(Part of a data file)

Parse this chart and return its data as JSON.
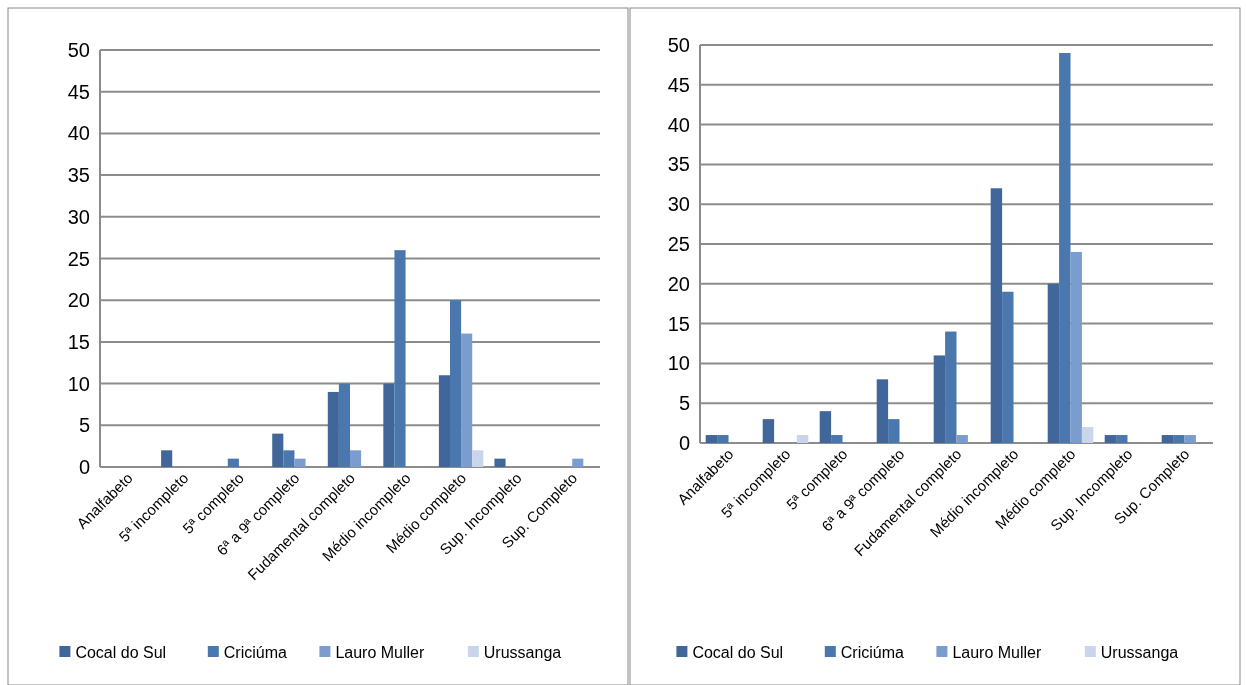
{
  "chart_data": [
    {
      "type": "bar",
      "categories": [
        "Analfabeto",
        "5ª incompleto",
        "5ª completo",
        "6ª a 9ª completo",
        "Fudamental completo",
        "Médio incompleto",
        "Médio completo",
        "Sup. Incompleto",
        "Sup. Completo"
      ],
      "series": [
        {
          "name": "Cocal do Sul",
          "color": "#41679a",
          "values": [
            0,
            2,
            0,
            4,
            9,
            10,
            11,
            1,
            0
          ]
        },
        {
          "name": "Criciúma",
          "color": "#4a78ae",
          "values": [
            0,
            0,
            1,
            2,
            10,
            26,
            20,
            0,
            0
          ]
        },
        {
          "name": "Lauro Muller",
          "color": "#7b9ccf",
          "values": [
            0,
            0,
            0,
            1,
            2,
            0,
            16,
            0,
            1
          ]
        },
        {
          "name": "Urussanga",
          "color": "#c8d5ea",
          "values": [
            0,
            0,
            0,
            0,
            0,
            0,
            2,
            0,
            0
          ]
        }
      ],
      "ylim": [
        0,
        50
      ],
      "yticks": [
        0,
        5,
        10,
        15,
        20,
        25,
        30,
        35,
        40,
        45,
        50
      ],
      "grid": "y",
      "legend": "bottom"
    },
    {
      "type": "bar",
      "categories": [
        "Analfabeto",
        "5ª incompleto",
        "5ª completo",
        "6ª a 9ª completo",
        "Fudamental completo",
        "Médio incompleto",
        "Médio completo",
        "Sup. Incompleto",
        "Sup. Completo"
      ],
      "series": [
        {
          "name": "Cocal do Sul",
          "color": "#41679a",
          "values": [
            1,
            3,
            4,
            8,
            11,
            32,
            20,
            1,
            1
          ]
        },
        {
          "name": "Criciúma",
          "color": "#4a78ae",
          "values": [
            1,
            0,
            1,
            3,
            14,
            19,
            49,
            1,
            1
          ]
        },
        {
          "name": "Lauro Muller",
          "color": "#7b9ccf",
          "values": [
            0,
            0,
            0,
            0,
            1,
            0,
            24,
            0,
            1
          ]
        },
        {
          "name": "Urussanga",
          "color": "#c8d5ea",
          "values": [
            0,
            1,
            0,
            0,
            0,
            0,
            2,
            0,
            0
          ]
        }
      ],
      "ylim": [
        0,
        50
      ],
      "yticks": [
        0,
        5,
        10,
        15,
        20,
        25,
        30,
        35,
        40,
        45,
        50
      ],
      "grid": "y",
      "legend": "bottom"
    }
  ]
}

--- Stated exercise ---
Copy the listing in full and without alteration, omitting every picture.

--- Response to this exercise ---
Parse this chart and return its data as JSON.
{
  "chart_data": [
    {
      "type": "bar",
      "categories": [
        "Analfabeto",
        "5ª incompleto",
        "5ª completo",
        "6ª a 9ª completo",
        "Fudamental completo",
        "Médio incompleto",
        "Médio completo",
        "Sup. Incompleto",
        "Sup. Completo"
      ],
      "series": [
        {
          "name": "Cocal do Sul",
          "color": "#41679a",
          "values": [
            0,
            2,
            0,
            4,
            9,
            10,
            11,
            1,
            0
          ]
        },
        {
          "name": "Criciúma",
          "color": "#4a78ae",
          "values": [
            0,
            0,
            1,
            2,
            10,
            26,
            20,
            0,
            0
          ]
        },
        {
          "name": "Lauro Muller",
          "color": "#7b9ccf",
          "values": [
            0,
            0,
            0,
            1,
            2,
            0,
            16,
            0,
            1
          ]
        },
        {
          "name": "Urussanga",
          "color": "#c8d5ea",
          "values": [
            0,
            0,
            0,
            0,
            0,
            0,
            2,
            0,
            0
          ]
        }
      ],
      "ylim": [
        0,
        50
      ],
      "yticks": [
        0,
        5,
        10,
        15,
        20,
        25,
        30,
        35,
        40,
        45,
        50
      ],
      "grid": "y",
      "legend": "bottom"
    },
    {
      "type": "bar",
      "categories": [
        "Analfabeto",
        "5ª incompleto",
        "5ª completo",
        "6ª a 9ª completo",
        "Fudamental completo",
        "Médio incompleto",
        "Médio completo",
        "Sup. Incompleto",
        "Sup. Completo"
      ],
      "series": [
        {
          "name": "Cocal do Sul",
          "color": "#41679a",
          "values": [
            1,
            3,
            4,
            8,
            11,
            32,
            20,
            1,
            1
          ]
        },
        {
          "name": "Criciúma",
          "color": "#4a78ae",
          "values": [
            1,
            0,
            1,
            3,
            14,
            19,
            49,
            1,
            1
          ]
        },
        {
          "name": "Lauro Muller",
          "color": "#7b9ccf",
          "values": [
            0,
            0,
            0,
            0,
            1,
            0,
            24,
            0,
            1
          ]
        },
        {
          "name": "Urussanga",
          "color": "#c8d5ea",
          "values": [
            0,
            1,
            0,
            0,
            0,
            0,
            2,
            0,
            0
          ]
        }
      ],
      "ylim": [
        0,
        50
      ],
      "yticks": [
        0,
        5,
        10,
        15,
        20,
        25,
        30,
        35,
        40,
        45,
        50
      ],
      "grid": "y",
      "legend": "bottom"
    }
  ]
}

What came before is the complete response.